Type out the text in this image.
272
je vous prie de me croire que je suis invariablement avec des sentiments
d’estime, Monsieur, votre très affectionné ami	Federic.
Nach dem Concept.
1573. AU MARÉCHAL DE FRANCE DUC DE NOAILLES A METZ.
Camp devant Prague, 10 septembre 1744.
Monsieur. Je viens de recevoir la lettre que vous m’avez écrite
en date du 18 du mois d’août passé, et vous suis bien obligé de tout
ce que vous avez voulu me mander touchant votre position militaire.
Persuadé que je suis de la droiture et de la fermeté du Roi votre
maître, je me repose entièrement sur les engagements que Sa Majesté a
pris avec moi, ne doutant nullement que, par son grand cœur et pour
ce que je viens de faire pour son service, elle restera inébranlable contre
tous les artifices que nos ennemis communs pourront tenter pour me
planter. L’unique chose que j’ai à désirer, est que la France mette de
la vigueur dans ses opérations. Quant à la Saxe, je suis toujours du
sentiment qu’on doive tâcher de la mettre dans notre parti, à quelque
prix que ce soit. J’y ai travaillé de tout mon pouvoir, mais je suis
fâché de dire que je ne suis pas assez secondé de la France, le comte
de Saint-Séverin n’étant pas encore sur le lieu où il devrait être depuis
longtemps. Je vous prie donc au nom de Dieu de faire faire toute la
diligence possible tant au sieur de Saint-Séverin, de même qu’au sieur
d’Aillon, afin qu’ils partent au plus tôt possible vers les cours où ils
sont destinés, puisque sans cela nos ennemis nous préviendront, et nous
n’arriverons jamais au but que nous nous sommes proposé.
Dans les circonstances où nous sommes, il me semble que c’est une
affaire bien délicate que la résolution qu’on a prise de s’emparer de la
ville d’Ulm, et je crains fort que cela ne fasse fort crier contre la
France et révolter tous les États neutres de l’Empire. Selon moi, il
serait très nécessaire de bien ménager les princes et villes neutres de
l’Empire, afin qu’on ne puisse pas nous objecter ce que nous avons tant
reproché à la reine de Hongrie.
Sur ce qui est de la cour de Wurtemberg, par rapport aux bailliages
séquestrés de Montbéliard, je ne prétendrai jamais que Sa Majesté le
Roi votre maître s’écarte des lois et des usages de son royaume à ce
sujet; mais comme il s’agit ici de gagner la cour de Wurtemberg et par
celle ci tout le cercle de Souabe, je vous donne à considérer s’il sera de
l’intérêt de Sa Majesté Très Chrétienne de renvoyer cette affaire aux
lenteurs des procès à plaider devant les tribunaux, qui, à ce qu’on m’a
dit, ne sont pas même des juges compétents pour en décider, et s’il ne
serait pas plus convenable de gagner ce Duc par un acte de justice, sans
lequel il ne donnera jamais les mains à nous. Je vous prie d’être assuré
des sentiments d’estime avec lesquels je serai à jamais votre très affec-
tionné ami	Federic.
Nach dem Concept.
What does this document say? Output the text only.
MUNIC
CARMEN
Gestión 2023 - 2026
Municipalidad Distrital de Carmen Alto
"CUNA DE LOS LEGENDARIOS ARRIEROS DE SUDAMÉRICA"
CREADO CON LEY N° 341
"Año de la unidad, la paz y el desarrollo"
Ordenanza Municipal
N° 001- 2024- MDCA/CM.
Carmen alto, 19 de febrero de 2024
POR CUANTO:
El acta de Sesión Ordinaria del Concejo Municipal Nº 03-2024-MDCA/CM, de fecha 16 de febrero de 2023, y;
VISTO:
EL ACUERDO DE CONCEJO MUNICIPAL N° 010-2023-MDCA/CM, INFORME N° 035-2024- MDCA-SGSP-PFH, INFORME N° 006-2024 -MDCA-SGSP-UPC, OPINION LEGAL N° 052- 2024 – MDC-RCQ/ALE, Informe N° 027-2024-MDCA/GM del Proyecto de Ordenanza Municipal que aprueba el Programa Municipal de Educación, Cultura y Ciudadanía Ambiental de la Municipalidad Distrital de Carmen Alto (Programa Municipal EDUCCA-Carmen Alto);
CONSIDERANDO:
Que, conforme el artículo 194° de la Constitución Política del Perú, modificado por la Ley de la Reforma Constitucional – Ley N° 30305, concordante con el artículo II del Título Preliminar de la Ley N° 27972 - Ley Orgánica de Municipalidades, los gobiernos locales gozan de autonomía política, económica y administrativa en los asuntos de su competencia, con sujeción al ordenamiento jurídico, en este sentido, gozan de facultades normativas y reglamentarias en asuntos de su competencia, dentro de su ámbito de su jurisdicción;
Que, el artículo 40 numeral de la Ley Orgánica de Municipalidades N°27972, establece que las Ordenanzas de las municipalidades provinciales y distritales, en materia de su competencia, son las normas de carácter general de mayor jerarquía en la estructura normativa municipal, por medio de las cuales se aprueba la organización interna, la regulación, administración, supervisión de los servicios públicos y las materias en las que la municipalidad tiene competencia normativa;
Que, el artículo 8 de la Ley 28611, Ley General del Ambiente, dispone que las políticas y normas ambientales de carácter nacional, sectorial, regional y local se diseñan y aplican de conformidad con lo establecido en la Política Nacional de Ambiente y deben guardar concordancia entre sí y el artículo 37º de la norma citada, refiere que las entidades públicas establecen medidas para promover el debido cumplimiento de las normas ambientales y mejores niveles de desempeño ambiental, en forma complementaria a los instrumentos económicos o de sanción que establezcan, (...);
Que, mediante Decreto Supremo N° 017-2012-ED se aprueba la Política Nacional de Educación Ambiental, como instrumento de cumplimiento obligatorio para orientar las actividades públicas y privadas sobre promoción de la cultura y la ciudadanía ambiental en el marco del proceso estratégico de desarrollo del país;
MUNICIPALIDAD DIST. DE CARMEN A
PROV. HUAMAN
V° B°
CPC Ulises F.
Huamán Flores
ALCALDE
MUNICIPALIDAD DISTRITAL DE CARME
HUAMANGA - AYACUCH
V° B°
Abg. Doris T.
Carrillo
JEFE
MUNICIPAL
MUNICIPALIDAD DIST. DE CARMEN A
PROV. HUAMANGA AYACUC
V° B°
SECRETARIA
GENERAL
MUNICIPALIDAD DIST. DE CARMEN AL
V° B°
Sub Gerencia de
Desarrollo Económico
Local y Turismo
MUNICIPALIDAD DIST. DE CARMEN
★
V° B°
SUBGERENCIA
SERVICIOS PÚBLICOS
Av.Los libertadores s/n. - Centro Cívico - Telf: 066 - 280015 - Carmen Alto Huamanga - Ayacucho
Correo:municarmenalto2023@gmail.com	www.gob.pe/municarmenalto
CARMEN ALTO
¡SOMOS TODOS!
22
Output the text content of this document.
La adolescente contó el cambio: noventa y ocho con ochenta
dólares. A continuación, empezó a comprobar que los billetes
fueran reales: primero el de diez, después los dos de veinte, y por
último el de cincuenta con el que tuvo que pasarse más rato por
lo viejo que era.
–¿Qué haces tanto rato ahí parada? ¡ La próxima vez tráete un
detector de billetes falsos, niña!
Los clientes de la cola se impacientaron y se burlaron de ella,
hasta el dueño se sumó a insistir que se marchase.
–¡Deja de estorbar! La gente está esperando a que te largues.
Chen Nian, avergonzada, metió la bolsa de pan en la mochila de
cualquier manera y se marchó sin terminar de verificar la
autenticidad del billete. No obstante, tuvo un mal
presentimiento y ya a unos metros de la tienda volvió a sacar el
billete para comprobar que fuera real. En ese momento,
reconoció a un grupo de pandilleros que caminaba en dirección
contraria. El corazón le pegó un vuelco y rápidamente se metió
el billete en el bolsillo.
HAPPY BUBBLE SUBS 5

## PROMPT
Write out every record shown above, word for word.

## TASK RESULT
Type out the text in this image.
272
je vous prie de me croire que je suis invariablement avec des sentiments
d’estime, Monsieur, votre très affectionné ami	Federic.
Nach dem Concept.
1573. AU MARÉCHAL DE FRANCE DUC DE NOAILLES A METZ.
Camp devant Prague, 10 septembre 1744.
Monsieur. Je viens de recevoir la lettre que vous m’avez écrite
en date du 18 du mois d’août passé, et vous suis bien obligé de tout
ce que vous avez voulu me mander touchant votre position militaire.
Persuadé que je suis de la droiture et de la fermeté du Roi votre
maître, je me repose entièrement sur les engagements que Sa Majesté a
pris avec moi, ne doutant nullement que, par son grand cœur et pour
ce que je viens de faire pour son service, elle restera inébranlable contre
tous les artifices que nos ennemis communs pourront tenter pour me
planter. L’unique chose que j’ai à désirer, est que la France mette de
la vigueur dans ses opérations. Quant à la Saxe, je suis toujours du
sentiment qu’on doive tâcher de la mettre dans notre parti, à quelque
prix que ce soit. J’y ai travaillé de tout mon pouvoir, mais je suis
fâché de dire que je ne suis pas assez secondé de la France, le comte
de Saint-Séverin n’étant pas encore sur le lieu où il devrait être depuis
longtemps. Je vous prie donc au nom de Dieu de faire faire toute la
diligence possible tant au sieur de Saint-Séverin, de même qu’au sieur
d’Aillon, afin qu’ils partent au plus tôt possible vers les cours où ils
sont destinés, puisque sans cela nos ennemis nous préviendront, et nous
n’arriverons jamais au but que nous nous sommes proposé.
Dans les circonstances où nous sommes, il me semble que c’est une
affaire bien délicate que la résolution qu’on a prise de s’emparer de la
ville d’Ulm, et je crains fort que cela ne fasse fort crier contre la
France et révolter tous les États neutres de l’Empire. Selon moi, il
serait très nécessaire de bien ménager les princes et villes neutres de
l’Empire, afin qu’on ne puisse pas nous objecter ce que nous avons tant
reproché à la reine de Hongrie.
Sur ce qui est de la cour de Wurtemberg, par rapport aux bailliages
séquestrés de Montbéliard, je ne prétendrai jamais que Sa Majesté le
Roi votre maître s’écarte des lois et des usages de son royaume à ce
sujet; mais comme il s’agit ici de gagner la cour de Wurtemberg et par
celle ci tout le cercle de Souabe, je vous donne à considérer s’il sera de
l’intérêt de Sa Majesté Très Chrétienne de renvoyer cette affaire aux
lenteurs des procès à plaider devant les tribunaux, qui, à ce qu’on m’a
dit, ne sont pas même des juges compétents pour en décider, et s’il ne
serait pas plus convenable de gagner ce Duc par un acte de justice, sans
lequel il ne donnera jamais les mains à nous. Je vous prie d’être assuré
des sentiments d’estime avec lesquels je serai à jamais votre très affec-
tionné ami	Federic.
Nach dem Concept.
What does this document say? Output the text only.
MUNIC
CARMEN
Gestión 2023 - 2026
Municipalidad Distrital de Carmen Alto
"CUNA DE LOS LEGENDARIOS ARRIEROS DE SUDAMÉRICA"
CREADO CON LEY N° 341
"Año de la unidad, la paz y el desarrollo"
Ordenanza Municipal
N° 001- 2024- MDCA/CM.
Carmen alto, 19 de febrero de 2024
POR CUANTO:
El acta de Sesión Ordinaria del Concejo Municipal Nº 03-2024-MDCA/CM, de fecha 16 de febrero de 2023, y;
VISTO:
EL ACUERDO DE CONCEJO MUNICIPAL N° 010-2023-MDCA/CM, INFORME N° 035-2024- MDCA-SGSP-PFH, INFORME N° 006-2024 -MDCA-SGSP-UPC, OPINION LEGAL N° 052- 2024 – MDC-RCQ/ALE, Informe N° 027-2024-MDCA/GM del Proyecto de Ordenanza Municipal que aprueba el Programa Municipal de Educación, Cultura y Ciudadanía Ambiental de la Municipalidad Distrital de Carmen Alto (Programa Municipal EDUCCA-Carmen Alto);
CONSIDERANDO:
Que, conforme el artículo 194° de la Constitución Política del Perú, modificado por la Ley de la Reforma Constitucional – Ley N° 30305, concordante con el artículo II del Título Preliminar de la Ley N° 27972 - Ley Orgánica de Municipalidades, los gobiernos locales gozan de autonomía política, económica y administrativa en los asuntos de su competencia, con sujeción al ordenamiento jurídico, en este sentido, gozan de facultades normativas y reglamentarias en asuntos de su competencia, dentro de su ámbito de su jurisdicción;
Que, el artículo 40 numeral de la Ley Orgánica de Municipalidades N°27972, establece que las Ordenanzas de las municipalidades provinciales y distritales, en materia de su competencia, son las normas de carácter general de mayor jerarquía en la estructura normativa municipal, por medio de las cuales se aprueba la organización interna, la regulación, administración, supervisión de los servicios públicos y las materias en las que la municipalidad tiene competencia normativa;
Que, el artículo 8 de la Ley 28611, Ley General del Ambiente, dispone que las políticas y normas ambientales de carácter nacional, sectorial, regional y local se diseñan y aplican de conformidad con lo establecido en la Política Nacional de Ambiente y deben guardar concordancia entre sí y el artículo 37º de la norma citada, refiere que las entidades públicas establecen medidas para promover el debido cumplimiento de las normas ambientales y mejores niveles de desempeño ambiental, en forma complementaria a los instrumentos económicos o de sanción que establezcan, (...);
Que, mediante Decreto Supremo N° 017-2012-ED se aprueba la Política Nacional de Educación Ambiental, como instrumento de cumplimiento obligatorio para orientar las actividades públicas y privadas sobre promoción de la cultura y la ciudadanía ambiental en el marco del proceso estratégico de desarrollo del país;
MUNICIPALIDAD DIST. DE CARMEN A
PROV. HUAMAN
V° B°
CPC Ulises F.
Huamán Flores
ALCALDE
MUNICIPALIDAD DISTRITAL DE CARME
HUAMANGA - AYACUCH
V° B°
Abg. Doris T.
Carrillo
JEFE
MUNICIPAL
MUNICIPALIDAD DIST. DE CARMEN A
PROV. HUAMANGA AYACUC
V° B°
SECRETARIA
GENERAL
MUNICIPALIDAD DIST. DE CARMEN AL
V° B°
Sub Gerencia de
Desarrollo Económico
Local y Turismo
MUNICIPALIDAD DIST. DE CARMEN
★
V° B°
SUBGERENCIA
SERVICIOS PÚBLICOS
Av.Los libertadores s/n. - Centro Cívico - Telf: 066 - 280015 - Carmen Alto Huamanga - Ayacucho
Correo:municarmenalto2023@gmail.com	www.gob.pe/municarmenalto
CARMEN ALTO
¡SOMOS TODOS!
22
Output the text content of this document.
La adolescente contó el cambio: noventa y ocho con ochenta
dólares. A continuación, empezó a comprobar que los billetes
fueran reales: primero el de diez, después los dos de veinte, y por
último el de cincuenta con el que tuvo que pasarse más rato por
lo viejo que era.
–¿Qué haces tanto rato ahí parada? ¡ La próxima vez tráete un
detector de billetes falsos, niña!
Los clientes de la cola se impacientaron y se burlaron de ella,
hasta el dueño se sumó a insistir que se marchase.
–¡Deja de estorbar! La gente está esperando a que te largues.
Chen Nian, avergonzada, metió la bolsa de pan en la mochila de
cualquier manera y se marchó sin terminar de verificar la
autenticidad del billete. No obstante, tuvo un mal
presentimiento y ya a unos metros de la tienda volvió a sacar el
billete para comprobar que fuera real. En ese momento,
reconoció a un grupo de pandilleros que caminaba en dirección
contraria. El corazón le pegó un vuelco y rápidamente se metió
el billete en el bolsillo.
HAPPY BUBBLE SUBS 5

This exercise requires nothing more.